(Excerpts from a figure dataset)
☆ ☆ ☆

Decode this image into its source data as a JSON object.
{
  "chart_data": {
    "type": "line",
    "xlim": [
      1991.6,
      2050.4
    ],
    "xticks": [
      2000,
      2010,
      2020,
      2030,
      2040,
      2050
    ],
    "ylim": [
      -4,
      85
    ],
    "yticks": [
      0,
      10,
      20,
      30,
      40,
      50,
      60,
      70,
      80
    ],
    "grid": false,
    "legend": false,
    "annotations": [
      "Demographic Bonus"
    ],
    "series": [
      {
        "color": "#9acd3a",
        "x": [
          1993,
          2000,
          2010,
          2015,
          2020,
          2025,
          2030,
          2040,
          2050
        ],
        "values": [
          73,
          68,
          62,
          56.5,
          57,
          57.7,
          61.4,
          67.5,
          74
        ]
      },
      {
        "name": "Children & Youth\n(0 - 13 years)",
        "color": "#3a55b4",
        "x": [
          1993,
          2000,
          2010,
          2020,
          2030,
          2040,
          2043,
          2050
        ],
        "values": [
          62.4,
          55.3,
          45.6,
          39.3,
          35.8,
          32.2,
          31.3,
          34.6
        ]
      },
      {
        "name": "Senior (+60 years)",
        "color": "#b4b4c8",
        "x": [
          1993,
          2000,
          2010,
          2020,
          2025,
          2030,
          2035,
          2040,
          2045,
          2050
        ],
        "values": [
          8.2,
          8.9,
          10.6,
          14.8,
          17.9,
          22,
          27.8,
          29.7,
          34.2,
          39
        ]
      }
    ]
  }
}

☆ ☆ ☆

Task details: Repeat the data exactly. Leave nothing out.

Complete response:
Decode this image into its source data as a JSON object.
{
  "chart_data": {
    "type": "line",
    "xlim": [
      1991.6,
      2050.4
    ],
    "xticks": [
      2000,
      2010,
      2020,
      2030,
      2040,
      2050
    ],
    "ylim": [
      -4,
      85
    ],
    "yticks": [
      0,
      10,
      20,
      30,
      40,
      50,
      60,
      70,
      80
    ],
    "grid": false,
    "legend": false,
    "annotations": [
      "Demographic Bonus"
    ],
    "series": [
      {
        "color": "#9acd3a",
        "x": [
          1993,
          2000,
          2010,
          2015,
          2020,
          2025,
          2030,
          2040,
          2050
        ],
        "values": [
          73,
          68,
          62,
          56.5,
          57,
          57.7,
          61.4,
          67.5,
          74
        ]
      },
      {
        "name": "Children & Youth\n(0 - 13 years)",
        "color": "#3a55b4",
        "x": [
          1993,
          2000,
          2010,
          2020,
          2030,
          2040,
          2043,
          2050
        ],
        "values": [
          62.4,
          55.3,
          45.6,
          39.3,
          35.8,
          32.2,
          31.3,
          34.6
        ]
      },
      {
        "name": "Senior (+60 years)",
        "color": "#b4b4c8",
        "x": [
          1993,
          2000,
          2010,
          2020,
          2025,
          2030,
          2035,
          2040,
          2045,
          2050
        ],
        "values": [
          8.2,
          8.9,
          10.6,
          14.8,
          17.9,
          22,
          27.8,
          29.7,
          34.2,
          39
        ]
      }
    ]
  }
}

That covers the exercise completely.